* Aim:
Make an exact copy of all the data.

● ● ● ●

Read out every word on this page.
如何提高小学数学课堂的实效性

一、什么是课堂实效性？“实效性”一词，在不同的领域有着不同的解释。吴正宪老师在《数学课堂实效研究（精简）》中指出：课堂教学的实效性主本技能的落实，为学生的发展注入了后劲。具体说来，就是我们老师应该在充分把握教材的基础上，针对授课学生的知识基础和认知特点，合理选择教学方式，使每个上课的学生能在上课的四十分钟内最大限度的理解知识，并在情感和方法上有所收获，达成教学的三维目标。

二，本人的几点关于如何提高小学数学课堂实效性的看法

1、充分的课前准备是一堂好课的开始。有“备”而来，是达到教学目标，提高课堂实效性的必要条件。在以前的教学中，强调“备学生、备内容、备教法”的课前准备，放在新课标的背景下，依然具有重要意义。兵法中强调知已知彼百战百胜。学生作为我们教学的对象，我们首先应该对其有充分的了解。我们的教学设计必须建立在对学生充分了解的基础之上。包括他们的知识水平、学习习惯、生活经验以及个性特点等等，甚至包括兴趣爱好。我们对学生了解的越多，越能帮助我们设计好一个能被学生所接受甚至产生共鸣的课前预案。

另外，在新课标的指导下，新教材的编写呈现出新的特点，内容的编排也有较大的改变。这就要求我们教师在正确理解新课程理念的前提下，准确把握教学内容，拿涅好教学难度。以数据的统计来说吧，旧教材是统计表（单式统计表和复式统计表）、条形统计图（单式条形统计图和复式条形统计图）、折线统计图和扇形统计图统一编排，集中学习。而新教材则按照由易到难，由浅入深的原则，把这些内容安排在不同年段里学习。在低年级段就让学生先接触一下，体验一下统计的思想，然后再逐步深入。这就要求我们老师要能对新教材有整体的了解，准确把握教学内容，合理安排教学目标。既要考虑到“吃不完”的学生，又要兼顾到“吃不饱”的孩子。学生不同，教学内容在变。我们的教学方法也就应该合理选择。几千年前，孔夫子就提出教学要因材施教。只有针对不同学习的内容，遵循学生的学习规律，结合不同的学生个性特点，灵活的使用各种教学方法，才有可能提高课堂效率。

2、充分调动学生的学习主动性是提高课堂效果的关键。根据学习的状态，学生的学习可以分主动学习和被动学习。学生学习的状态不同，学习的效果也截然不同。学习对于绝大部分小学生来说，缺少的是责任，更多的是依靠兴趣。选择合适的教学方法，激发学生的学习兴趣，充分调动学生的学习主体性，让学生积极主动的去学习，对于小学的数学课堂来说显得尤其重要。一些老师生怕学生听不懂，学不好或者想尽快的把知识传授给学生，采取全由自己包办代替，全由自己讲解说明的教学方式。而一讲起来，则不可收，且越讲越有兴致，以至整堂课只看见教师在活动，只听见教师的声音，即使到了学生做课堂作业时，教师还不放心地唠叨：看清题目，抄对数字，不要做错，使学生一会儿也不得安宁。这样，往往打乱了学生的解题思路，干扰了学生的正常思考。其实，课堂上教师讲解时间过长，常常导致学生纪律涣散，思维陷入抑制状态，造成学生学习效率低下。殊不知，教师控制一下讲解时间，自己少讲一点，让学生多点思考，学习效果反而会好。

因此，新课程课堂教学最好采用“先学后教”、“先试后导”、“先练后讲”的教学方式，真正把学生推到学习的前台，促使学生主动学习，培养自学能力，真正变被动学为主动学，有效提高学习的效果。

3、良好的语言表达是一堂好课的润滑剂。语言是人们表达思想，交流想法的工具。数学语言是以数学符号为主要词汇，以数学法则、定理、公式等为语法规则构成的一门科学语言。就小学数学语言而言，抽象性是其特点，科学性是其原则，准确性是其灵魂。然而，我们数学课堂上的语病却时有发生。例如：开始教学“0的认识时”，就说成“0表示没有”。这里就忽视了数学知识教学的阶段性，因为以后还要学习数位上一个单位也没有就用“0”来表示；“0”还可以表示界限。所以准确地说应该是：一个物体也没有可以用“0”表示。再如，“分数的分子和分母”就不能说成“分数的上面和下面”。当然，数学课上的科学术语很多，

● ● ● ●

* Solution for this exercise:
Read out every word on this page.
如何提高小学数学课堂的实效性

一、什么是课堂实效性？“实效性”一词，在不同的领域有着不同的解释。吴正宪老师在《数学课堂实效研究（精简）》中指出：课堂教学的实效性主本技能的落实，为学生的发展注入了后劲。具体说来，就是我们老师应该在充分把握教材的基础上，针对授课学生的知识基础和认知特点，合理选择教学方式，使每个上课的学生能在上课的四十分钟内最大限度的理解知识，并在情感和方法上有所收获，达成教学的三维目标。

二，本人的几点关于如何提高小学数学课堂实效性的看法

1、充分的课前准备是一堂好课的开始。有“备”而来，是达到教学目标，提高课堂实效性的必要条件。在以前的教学中，强调“备学生、备内容、备教法”的课前准备，放在新课标的背景下，依然具有重要意义。兵法中强调知已知彼百战百胜。学生作为我们教学的对象，我们首先应该对其有充分的了解。我们的教学设计必须建立在对学生充分了解的基础之上。包括他们的知识水平、学习习惯、生活经验以及个性特点等等，甚至包括兴趣爱好。我们对学生了解的越多，越能帮助我们设计好一个能被学生所接受甚至产生共鸣的课前预案。

另外，在新课标的指导下，新教材的编写呈现出新的特点，内容的编排也有较大的改变。这就要求我们教师在正确理解新课程理念的前提下，准确把握教学内容，拿涅好教学难度。以数据的统计来说吧，旧教材是统计表（单式统计表和复式统计表）、条形统计图（单式条形统计图和复式条形统计图）、折线统计图和扇形统计图统一编排，集中学习。而新教材则按照由易到难，由浅入深的原则，把这些内容安排在不同年段里学习。在低年级段就让学生先接触一下，体验一下统计的思想，然后再逐步深入。这就要求我们老师要能对新教材有整体的了解，准确把握教学内容，合理安排教学目标。既要考虑到“吃不完”的学生，又要兼顾到“吃不饱”的孩子。学生不同，教学内容在变。我们的教学方法也就应该合理选择。几千年前，孔夫子就提出教学要因材施教。只有针对不同学习的内容，遵循学生的学习规律，结合不同的学生个性特点，灵活的使用各种教学方法，才有可能提高课堂效率。

2、充分调动学生的学习主动性是提高课堂效果的关键。根据学习的状态，学生的学习可以分主动学习和被动学习。学生学习的状态不同，学习的效果也截然不同。学习对于绝大部分小学生来说，缺少的是责任，更多的是依靠兴趣。选择合适的教学方法，激发学生的学习兴趣，充分调动学生的学习主体性，让学生积极主动的去学习，对于小学的数学课堂来说显得尤其重要。一些老师生怕学生听不懂，学不好或者想尽快的把知识传授给学生，采取全由自己包办代替，全由自己讲解说明的教学方式。而一讲起来，则不可收，且越讲越有兴致，以至整堂课只看见教师在活动，只听见教师的声音，即使到了学生做课堂作业时，教师还不放心地唠叨：看清题目，抄对数字，不要做错，使学生一会儿也不得安宁。这样，往往打乱了学生的解题思路，干扰了学生的正常思考。其实，课堂上教师讲解时间过长，常常导致学生纪律涣散，思维陷入抑制状态，造成学生学习效率低下。殊不知，教师控制一下讲解时间，自己少讲一点，让学生多点思考，学习效果反而会好。

因此，新课程课堂教学最好采用“先学后教”、“先试后导”、“先练后讲”的教学方式，真正把学生推到学习的前台，促使学生主动学习，培养自学能力，真正变被动学为主动学，有效提高学习的效果。

3、良好的语言表达是一堂好课的润滑剂。语言是人们表达思想，交流想法的工具。数学语言是以数学符号为主要词汇，以数学法则、定理、公式等为语法规则构成的一门科学语言。就小学数学语言而言，抽象性是其特点，科学性是其原则，准确性是其灵魂。然而，我们数学课堂上的语病却时有发生。例如：开始教学“0的认识时”，就说成“0表示没有”。这里就忽视了数学知识教学的阶段性，因为以后还要学习数位上一个单位也没有就用“0”来表示；“0”还可以表示界限。所以准确地说应该是：一个物体也没有可以用“0”表示。再如，“分数的分子和分母”就不能说成“分数的上面和下面”。当然，数学课上的科学术语很多，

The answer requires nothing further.